INSTRUCTIONS TO FOLLOW -
Give the number of lines in the listing below that include the word "Other", with nothing more.

● ● ● ●

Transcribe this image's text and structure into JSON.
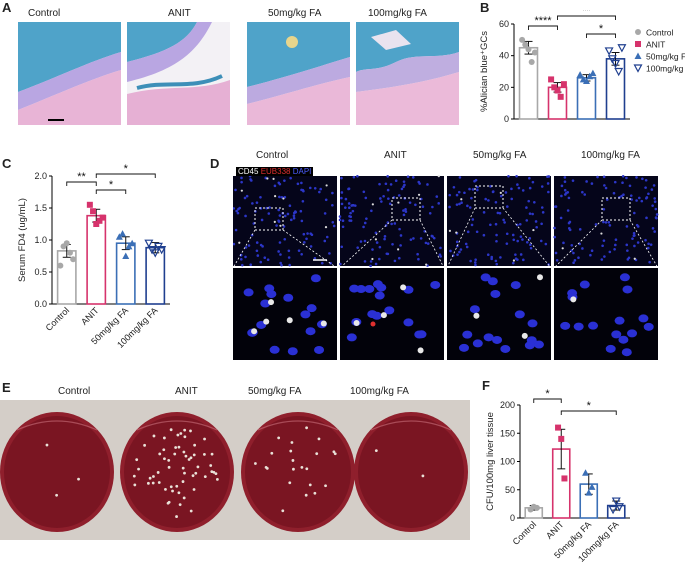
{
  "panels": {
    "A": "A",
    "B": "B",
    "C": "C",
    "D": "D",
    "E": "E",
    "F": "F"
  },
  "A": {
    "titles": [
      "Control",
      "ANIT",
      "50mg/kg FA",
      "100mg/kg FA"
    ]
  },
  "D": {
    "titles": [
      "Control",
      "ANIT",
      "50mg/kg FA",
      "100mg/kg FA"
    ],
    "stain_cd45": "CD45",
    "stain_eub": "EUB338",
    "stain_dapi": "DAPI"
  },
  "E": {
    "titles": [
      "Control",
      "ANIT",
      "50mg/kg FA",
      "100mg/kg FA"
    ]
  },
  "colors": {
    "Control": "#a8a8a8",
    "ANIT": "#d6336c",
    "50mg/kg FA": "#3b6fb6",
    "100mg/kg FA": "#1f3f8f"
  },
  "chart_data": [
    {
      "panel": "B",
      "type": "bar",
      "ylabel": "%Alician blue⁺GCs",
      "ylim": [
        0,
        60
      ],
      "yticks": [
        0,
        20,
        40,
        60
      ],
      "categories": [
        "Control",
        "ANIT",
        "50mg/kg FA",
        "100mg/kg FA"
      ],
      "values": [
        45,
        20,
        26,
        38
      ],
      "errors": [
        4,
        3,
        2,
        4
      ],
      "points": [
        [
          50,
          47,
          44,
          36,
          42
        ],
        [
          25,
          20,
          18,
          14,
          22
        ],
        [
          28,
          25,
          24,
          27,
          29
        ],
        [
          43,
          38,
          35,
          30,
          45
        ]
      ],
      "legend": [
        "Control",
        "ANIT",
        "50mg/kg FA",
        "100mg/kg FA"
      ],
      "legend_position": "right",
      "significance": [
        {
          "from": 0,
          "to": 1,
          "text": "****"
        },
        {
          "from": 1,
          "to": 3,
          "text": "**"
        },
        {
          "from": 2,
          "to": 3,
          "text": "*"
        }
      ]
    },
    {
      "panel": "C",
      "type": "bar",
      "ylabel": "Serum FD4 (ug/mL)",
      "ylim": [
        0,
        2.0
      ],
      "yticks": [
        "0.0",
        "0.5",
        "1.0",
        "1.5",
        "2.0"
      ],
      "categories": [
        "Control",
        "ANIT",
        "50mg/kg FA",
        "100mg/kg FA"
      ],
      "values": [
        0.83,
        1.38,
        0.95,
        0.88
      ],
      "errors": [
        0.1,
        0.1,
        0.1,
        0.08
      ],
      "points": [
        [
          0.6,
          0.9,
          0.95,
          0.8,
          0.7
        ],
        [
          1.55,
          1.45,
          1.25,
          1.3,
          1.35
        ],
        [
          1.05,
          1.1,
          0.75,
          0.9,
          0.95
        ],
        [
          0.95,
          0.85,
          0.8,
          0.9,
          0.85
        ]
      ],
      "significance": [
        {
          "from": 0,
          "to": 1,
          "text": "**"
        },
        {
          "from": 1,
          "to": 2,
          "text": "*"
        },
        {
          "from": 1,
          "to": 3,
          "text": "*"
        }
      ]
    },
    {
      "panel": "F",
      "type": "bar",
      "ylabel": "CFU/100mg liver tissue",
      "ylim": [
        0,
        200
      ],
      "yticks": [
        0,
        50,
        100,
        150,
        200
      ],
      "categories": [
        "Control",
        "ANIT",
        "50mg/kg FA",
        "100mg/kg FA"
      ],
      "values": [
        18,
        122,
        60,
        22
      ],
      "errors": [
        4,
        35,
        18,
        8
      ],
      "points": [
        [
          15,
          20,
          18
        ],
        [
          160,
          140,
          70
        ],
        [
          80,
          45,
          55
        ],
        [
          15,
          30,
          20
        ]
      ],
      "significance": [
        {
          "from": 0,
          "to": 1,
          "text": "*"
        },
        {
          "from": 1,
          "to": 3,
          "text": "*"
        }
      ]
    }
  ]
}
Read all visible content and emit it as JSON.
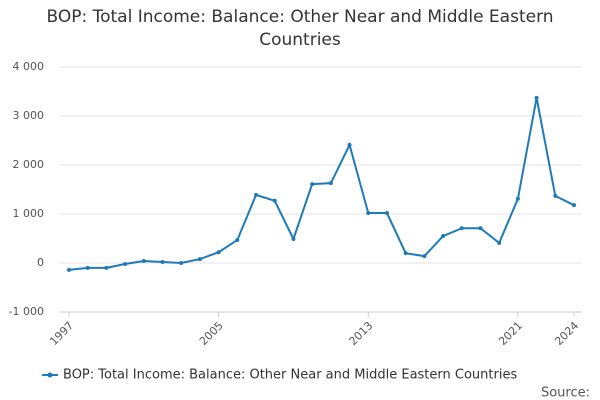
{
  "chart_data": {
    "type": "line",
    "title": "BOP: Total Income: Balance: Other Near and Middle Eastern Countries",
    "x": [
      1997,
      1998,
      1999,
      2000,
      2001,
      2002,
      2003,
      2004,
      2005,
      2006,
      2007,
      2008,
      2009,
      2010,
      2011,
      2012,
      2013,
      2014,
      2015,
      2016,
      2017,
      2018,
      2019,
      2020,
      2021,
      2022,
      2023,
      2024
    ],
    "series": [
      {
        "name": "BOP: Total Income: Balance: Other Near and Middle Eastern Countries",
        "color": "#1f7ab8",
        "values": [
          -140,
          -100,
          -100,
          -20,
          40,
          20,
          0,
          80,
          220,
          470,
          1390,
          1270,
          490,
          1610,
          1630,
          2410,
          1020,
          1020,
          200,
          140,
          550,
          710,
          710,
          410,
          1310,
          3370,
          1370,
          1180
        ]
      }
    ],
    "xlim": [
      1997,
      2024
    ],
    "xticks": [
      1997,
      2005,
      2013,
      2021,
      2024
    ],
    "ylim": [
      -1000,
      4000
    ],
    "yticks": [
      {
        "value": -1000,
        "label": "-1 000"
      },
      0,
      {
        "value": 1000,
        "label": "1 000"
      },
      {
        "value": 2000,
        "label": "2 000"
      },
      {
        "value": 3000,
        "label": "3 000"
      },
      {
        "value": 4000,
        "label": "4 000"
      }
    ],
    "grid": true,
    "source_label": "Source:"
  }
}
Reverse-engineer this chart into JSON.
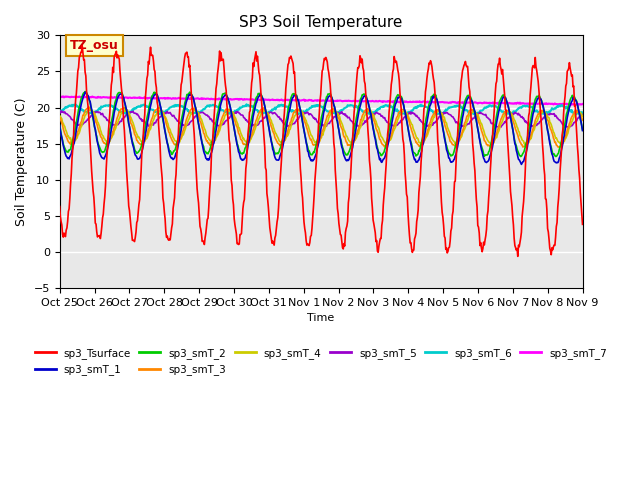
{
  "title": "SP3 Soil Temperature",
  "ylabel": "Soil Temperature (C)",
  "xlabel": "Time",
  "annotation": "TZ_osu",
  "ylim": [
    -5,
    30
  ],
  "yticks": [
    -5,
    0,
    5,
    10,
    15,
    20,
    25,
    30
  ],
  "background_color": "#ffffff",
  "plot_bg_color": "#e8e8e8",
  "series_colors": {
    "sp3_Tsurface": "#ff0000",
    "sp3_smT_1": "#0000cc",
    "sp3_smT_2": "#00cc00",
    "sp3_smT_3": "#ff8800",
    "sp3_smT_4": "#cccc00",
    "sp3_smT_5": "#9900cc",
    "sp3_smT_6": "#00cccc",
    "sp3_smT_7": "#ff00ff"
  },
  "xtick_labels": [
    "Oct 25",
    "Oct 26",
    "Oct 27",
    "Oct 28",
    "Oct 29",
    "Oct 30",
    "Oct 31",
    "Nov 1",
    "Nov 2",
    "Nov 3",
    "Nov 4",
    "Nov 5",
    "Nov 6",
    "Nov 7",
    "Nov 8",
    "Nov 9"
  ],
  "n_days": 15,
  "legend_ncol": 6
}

● ● ● ●

RESULT FOR THIS EXERCISE -
2